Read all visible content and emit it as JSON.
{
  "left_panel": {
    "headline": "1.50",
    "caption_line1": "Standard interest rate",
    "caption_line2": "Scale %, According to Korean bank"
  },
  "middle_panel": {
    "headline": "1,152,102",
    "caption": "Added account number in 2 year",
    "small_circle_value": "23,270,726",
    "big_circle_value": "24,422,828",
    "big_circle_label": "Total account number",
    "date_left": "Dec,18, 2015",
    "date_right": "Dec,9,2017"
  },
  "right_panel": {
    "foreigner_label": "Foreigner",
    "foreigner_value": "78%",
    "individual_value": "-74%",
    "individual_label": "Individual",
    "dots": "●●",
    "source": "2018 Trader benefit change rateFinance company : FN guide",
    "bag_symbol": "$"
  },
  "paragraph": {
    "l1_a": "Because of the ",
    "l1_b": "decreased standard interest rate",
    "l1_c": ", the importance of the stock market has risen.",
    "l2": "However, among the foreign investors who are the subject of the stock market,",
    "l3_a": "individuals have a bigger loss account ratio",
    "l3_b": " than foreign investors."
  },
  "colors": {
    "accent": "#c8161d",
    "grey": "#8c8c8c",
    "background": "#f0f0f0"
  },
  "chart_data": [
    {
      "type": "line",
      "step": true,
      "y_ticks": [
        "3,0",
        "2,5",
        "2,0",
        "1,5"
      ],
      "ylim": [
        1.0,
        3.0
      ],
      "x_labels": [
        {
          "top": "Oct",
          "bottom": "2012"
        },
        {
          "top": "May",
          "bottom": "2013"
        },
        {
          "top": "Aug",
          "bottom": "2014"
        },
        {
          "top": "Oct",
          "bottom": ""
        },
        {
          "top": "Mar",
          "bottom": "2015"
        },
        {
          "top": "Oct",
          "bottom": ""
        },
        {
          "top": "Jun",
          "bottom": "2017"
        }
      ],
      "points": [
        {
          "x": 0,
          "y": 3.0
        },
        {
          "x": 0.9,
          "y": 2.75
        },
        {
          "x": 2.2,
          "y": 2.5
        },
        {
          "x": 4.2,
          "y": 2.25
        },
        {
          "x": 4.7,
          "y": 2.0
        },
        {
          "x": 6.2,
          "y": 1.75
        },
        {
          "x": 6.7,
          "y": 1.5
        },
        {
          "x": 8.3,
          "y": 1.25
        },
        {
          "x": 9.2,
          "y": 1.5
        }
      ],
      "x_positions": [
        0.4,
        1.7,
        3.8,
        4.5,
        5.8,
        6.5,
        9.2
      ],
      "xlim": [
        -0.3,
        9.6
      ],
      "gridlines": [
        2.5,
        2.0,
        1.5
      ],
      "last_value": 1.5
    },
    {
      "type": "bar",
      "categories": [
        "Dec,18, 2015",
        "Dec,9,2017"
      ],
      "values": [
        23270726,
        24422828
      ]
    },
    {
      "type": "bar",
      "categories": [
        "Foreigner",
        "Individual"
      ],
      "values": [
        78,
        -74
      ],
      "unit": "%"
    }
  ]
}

PROBLEM:
Print all of the data exactly as it was given.

COMPLETE ANSWER:
Read all visible content and emit it as JSON.
{
  "left_panel": {
    "headline": "1.50",
    "caption_line1": "Standard interest rate",
    "caption_line2": "Scale %, According to Korean bank"
  },
  "middle_panel": {
    "headline": "1,152,102",
    "caption": "Added account number in 2 year",
    "small_circle_value": "23,270,726",
    "big_circle_value": "24,422,828",
    "big_circle_label": "Total account number",
    "date_left": "Dec,18, 2015",
    "date_right": "Dec,9,2017"
  },
  "right_panel": {
    "foreigner_label": "Foreigner",
    "foreigner_value": "78%",
    "individual_value": "-74%",
    "individual_label": "Individual",
    "dots": "●●",
    "source": "2018 Trader benefit change rateFinance company : FN guide",
    "bag_symbol": "$"
  },
  "paragraph": {
    "l1_a": "Because of the ",
    "l1_b": "decreased standard interest rate",
    "l1_c": ", the importance of the stock market has risen.",
    "l2": "However, among the foreign investors who are the subject of the stock market,",
    "l3_a": "individuals have a bigger loss account ratio",
    "l3_b": " than foreign investors."
  },
  "colors": {
    "accent": "#c8161d",
    "grey": "#8c8c8c",
    "background": "#f0f0f0"
  },
  "chart_data": [
    {
      "type": "line",
      "step": true,
      "y_ticks": [
        "3,0",
        "2,5",
        "2,0",
        "1,5"
      ],
      "ylim": [
        1.0,
        3.0
      ],
      "x_labels": [
        {
          "top": "Oct",
          "bottom": "2012"
        },
        {
          "top": "May",
          "bottom": "2013"
        },
        {
          "top": "Aug",
          "bottom": "2014"
        },
        {
          "top": "Oct",
          "bottom": ""
        },
        {
          "top": "Mar",
          "bottom": "2015"
        },
        {
          "top": "Oct",
          "bottom": ""
        },
        {
          "top": "Jun",
          "bottom": "2017"
        }
      ],
      "points": [
        {
          "x": 0,
          "y": 3.0
        },
        {
          "x": 0.9,
          "y": 2.75
        },
        {
          "x": 2.2,
          "y": 2.5
        },
        {
          "x": 4.2,
          "y": 2.25
        },
        {
          "x": 4.7,
          "y": 2.0
        },
        {
          "x": 6.2,
          "y": 1.75
        },
        {
          "x": 6.7,
          "y": 1.5
        },
        {
          "x": 8.3,
          "y": 1.25
        },
        {
          "x": 9.2,
          "y": 1.5
        }
      ],
      "x_positions": [
        0.4,
        1.7,
        3.8,
        4.5,
        5.8,
        6.5,
        9.2
      ],
      "xlim": [
        -0.3,
        9.6
      ],
      "gridlines": [
        2.5,
        2.0,
        1.5
      ],
      "last_value": 1.5
    },
    {
      "type": "bar",
      "categories": [
        "Dec,18, 2015",
        "Dec,9,2017"
      ],
      "values": [
        23270726,
        24422828
      ]
    },
    {
      "type": "bar",
      "categories": [
        "Foreigner",
        "Individual"
      ],
      "values": [
        78,
        -74
      ],
      "unit": "%"
    }
  ]
}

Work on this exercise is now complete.